*EXERCISE INSTRUCTIONS:*
Note each line that includes the word "text". Copy those lines.
* begin *
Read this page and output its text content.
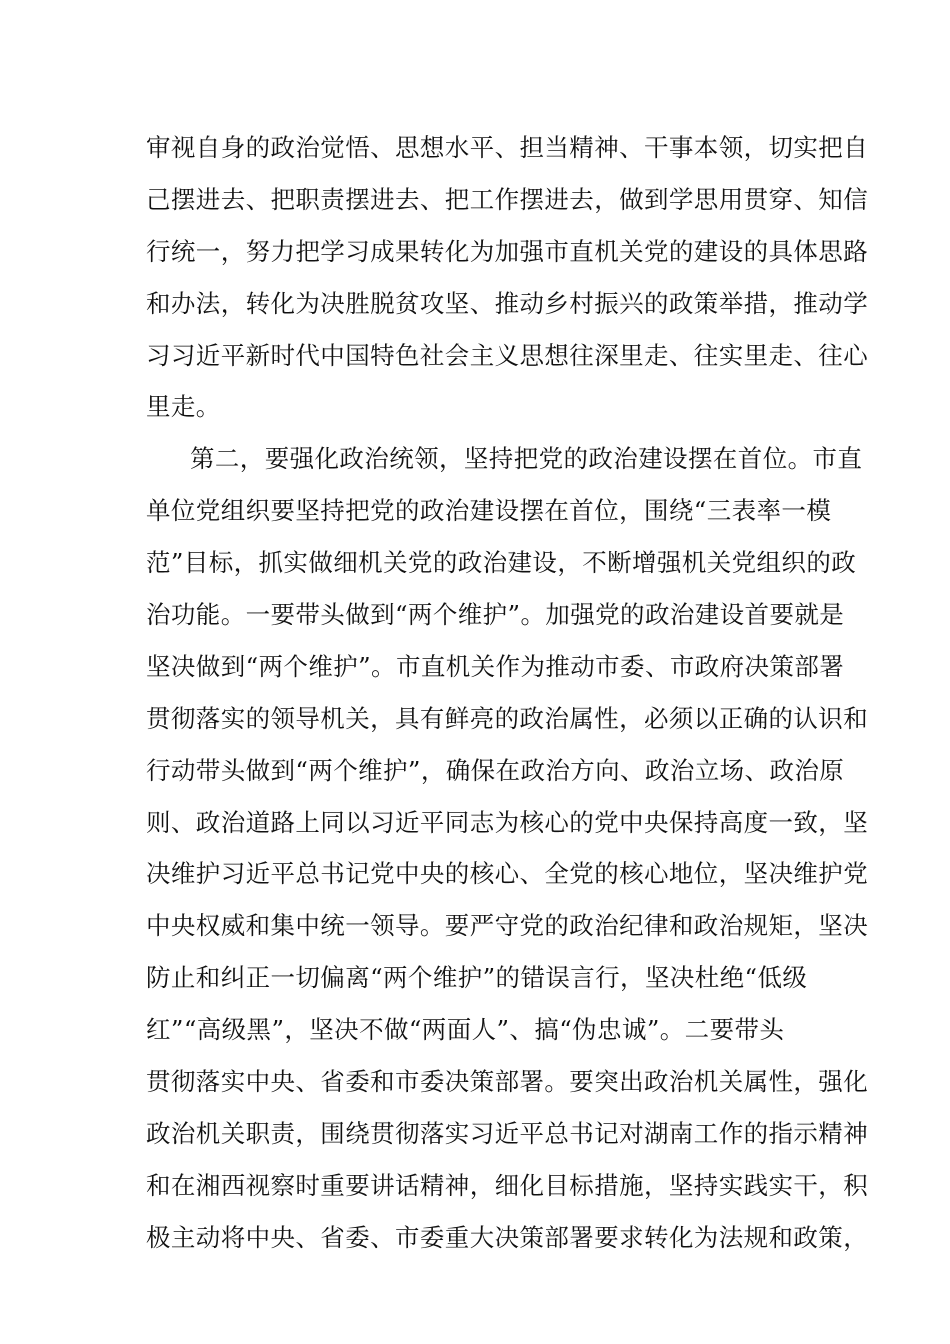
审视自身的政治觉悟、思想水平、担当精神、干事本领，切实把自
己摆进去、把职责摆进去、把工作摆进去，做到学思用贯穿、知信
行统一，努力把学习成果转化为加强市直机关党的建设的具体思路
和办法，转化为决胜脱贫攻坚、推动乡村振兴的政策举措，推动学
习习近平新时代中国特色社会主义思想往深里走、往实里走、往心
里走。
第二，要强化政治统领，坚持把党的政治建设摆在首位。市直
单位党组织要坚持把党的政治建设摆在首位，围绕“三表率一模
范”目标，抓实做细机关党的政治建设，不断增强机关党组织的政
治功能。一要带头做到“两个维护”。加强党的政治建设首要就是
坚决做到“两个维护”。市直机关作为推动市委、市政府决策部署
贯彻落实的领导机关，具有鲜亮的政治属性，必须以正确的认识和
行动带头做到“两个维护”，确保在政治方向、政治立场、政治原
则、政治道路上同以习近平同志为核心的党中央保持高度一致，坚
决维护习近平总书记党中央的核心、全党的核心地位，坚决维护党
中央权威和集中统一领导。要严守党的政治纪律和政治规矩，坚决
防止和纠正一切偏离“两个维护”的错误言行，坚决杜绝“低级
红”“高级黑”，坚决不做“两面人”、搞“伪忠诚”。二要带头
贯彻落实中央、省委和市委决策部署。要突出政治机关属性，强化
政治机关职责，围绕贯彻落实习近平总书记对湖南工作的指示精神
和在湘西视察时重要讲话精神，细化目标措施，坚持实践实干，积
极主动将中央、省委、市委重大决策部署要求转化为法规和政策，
* end *
* begin *
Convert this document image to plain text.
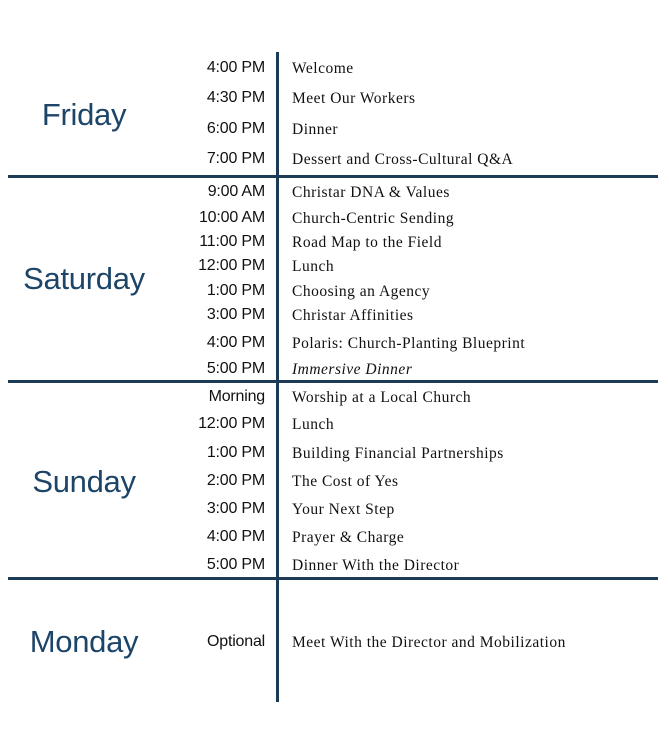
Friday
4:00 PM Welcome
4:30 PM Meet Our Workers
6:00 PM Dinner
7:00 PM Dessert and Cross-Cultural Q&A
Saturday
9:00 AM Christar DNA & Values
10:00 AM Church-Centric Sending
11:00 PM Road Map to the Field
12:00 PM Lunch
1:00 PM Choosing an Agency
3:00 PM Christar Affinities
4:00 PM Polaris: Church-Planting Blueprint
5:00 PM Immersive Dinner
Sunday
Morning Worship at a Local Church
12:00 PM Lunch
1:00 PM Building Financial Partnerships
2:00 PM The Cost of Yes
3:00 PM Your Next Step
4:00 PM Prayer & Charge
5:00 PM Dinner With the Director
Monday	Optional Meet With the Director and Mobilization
* end *
*EXERCISE OUTPUT:*
Read this page and output its text content.
Convert this document image to plain text.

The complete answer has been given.